Extracted data entries —
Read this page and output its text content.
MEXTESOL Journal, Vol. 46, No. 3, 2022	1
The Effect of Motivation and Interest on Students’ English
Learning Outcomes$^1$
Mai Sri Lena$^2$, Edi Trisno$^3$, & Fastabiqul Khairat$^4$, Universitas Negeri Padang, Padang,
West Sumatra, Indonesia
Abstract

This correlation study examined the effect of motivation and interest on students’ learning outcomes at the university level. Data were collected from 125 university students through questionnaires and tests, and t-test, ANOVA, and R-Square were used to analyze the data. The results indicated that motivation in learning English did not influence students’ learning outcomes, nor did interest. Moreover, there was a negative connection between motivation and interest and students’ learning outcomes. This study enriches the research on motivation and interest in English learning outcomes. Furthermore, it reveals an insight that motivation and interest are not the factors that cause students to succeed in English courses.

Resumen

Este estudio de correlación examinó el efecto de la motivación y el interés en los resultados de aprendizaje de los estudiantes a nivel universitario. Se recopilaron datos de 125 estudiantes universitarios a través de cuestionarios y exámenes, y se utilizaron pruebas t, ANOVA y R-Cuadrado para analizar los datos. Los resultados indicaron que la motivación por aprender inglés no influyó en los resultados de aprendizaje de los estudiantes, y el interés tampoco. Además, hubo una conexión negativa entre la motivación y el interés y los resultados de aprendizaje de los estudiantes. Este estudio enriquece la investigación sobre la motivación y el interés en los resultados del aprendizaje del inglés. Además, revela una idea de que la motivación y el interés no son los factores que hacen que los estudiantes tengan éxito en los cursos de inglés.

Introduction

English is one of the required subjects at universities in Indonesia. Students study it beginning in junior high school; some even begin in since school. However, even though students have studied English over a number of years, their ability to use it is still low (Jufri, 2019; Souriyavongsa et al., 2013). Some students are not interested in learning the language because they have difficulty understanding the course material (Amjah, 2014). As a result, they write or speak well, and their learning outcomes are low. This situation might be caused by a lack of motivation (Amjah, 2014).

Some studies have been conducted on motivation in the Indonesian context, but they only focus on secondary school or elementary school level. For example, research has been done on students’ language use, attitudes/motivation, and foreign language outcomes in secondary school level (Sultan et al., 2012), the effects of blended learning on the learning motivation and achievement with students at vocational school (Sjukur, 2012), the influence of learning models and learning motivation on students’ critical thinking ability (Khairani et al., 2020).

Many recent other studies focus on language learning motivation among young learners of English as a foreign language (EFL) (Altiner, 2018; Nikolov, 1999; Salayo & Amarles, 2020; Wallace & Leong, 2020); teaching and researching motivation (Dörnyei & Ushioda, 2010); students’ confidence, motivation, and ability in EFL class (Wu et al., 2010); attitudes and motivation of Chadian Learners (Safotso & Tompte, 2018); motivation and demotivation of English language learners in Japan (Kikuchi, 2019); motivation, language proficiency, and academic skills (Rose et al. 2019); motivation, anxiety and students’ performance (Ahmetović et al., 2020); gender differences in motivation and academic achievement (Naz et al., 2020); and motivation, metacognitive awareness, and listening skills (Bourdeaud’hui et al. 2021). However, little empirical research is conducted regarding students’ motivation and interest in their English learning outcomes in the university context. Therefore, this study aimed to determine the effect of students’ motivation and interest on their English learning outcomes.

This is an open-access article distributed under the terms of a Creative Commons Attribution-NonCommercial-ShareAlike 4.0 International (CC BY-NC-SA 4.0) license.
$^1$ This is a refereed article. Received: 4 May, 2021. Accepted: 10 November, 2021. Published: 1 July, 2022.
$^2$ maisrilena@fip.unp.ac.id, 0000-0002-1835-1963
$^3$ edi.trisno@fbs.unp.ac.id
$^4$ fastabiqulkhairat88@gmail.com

WORK INSTRUCTIONS — Where a line holds "article", copy that line.

ANSWER TO THE EXERCISE —
This is an open-access article distributed under the terms of a Creative Commons Attribution-NonCommercial-ShareAlike 4.0 International (CC BY-NC-SA 4.0) license.
$^1$ This is a refereed article. Received: 4 May, 2021. Accepted: 10 November, 2021. Published: 1 July, 2022.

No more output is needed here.